◆ EXERCISE AIM
Write out each line word for word. Drop pictures.

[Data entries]
----------------
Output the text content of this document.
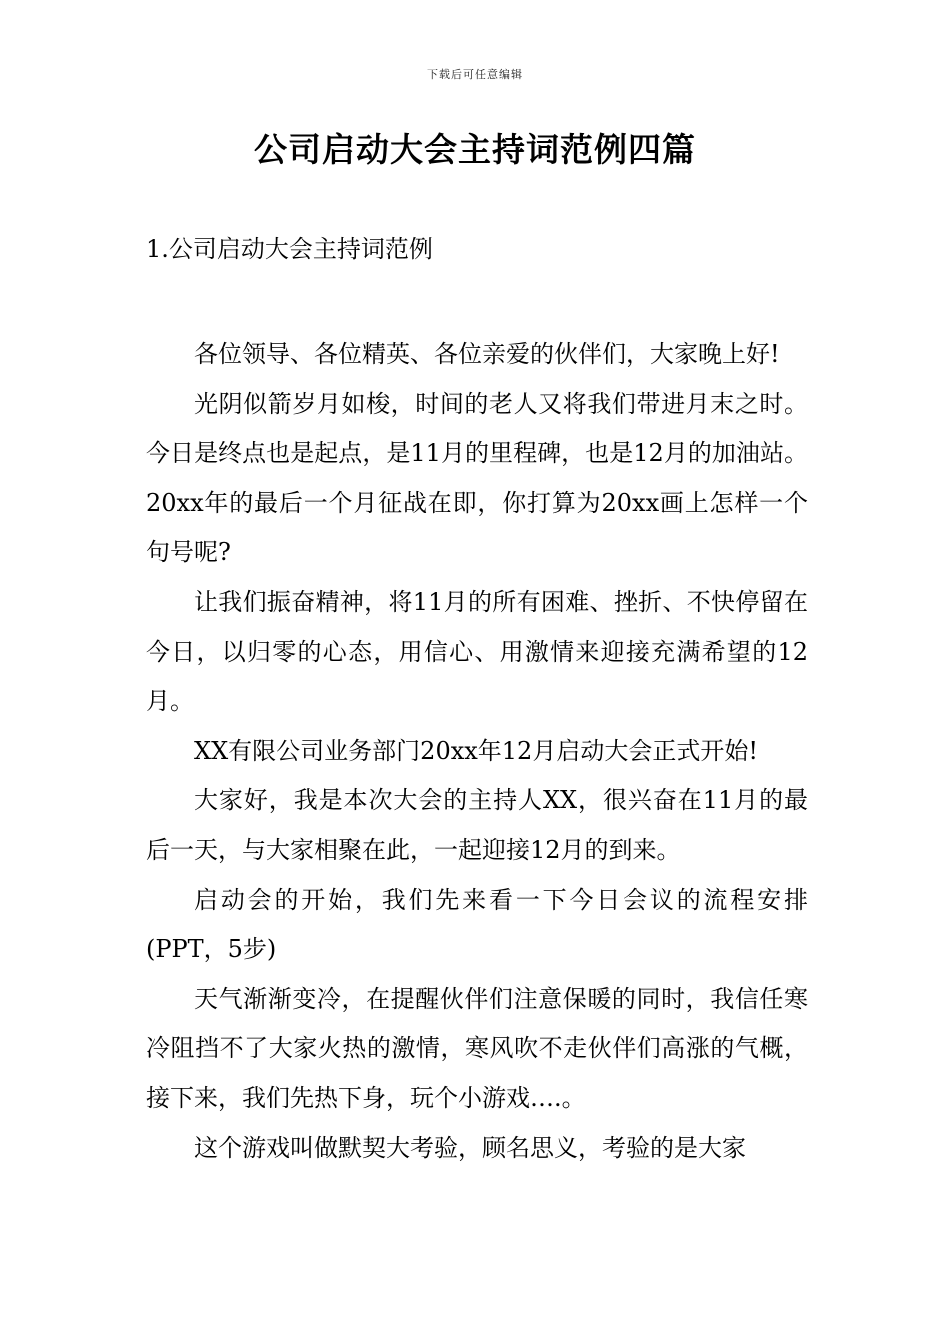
下载后可任意编辑
公司启动大会主持词范例四篇
1.公司启动大会主持词范例

各位领导、各位精英、各位亲爱的伙伴们，大家晚上好!

光阴似箭岁月如梭，时间的老人又将我们带进月末之时。今日是终点也是起点，是11月的里程碑，也是12月的加油站。20xx年的最后一个月征战在即，你打算为20xx画上怎样一个句号呢?

让我们振奋精神，将11月的所有困难、挫折、不快停留在今日，以归零的心态，用信心、用激情来迎接充满希望的12月。

XX有限公司业务部门20xx年12月启动大会正式开始!

大家好，我是本次大会的主持人XX，很兴奋在11月的最后一天，与大家相聚在此，一起迎接12月的到来。

启动会的开始，我们先来看一下今日会议的流程安排(PPT，5步)

天气渐渐变冷，在提醒伙伴们注意保暖的同时，我信任寒冷阻挡不了大家火热的激情，寒风吹不走伙伴们高涨的气概，接下来，我们先热下身，玩个小游戏….。

这个游戏叫做默契大考验，顾名思义，考验的是大家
----------------
◆ EXERCISE RESPONSE
Output the text content of this document.
下载后可任意编辑
公司启动大会主持词范例四篇
1.公司启动大会主持词范例

各位领导、各位精英、各位亲爱的伙伴们，大家晚上好!

光阴似箭岁月如梭，时间的老人又将我们带进月末之时。今日是终点也是起点，是11月的里程碑，也是12月的加油站。20xx年的最后一个月征战在即，你打算为20xx画上怎样一个句号呢?

让我们振奋精神，将11月的所有困难、挫折、不快停留在今日，以归零的心态，用信心、用激情来迎接充满希望的12月。

XX有限公司业务部门20xx年12月启动大会正式开始!

大家好，我是本次大会的主持人XX，很兴奋在11月的最后一天，与大家相聚在此，一起迎接12月的到来。

启动会的开始，我们先来看一下今日会议的流程安排(PPT，5步)

天气渐渐变冷，在提醒伙伴们注意保暖的同时，我信任寒冷阻挡不了大家火热的激情，寒风吹不走伙伴们高涨的气概，接下来，我们先热下身，玩个小游戏….。

这个游戏叫做默契大考验，顾名思义，考验的是大家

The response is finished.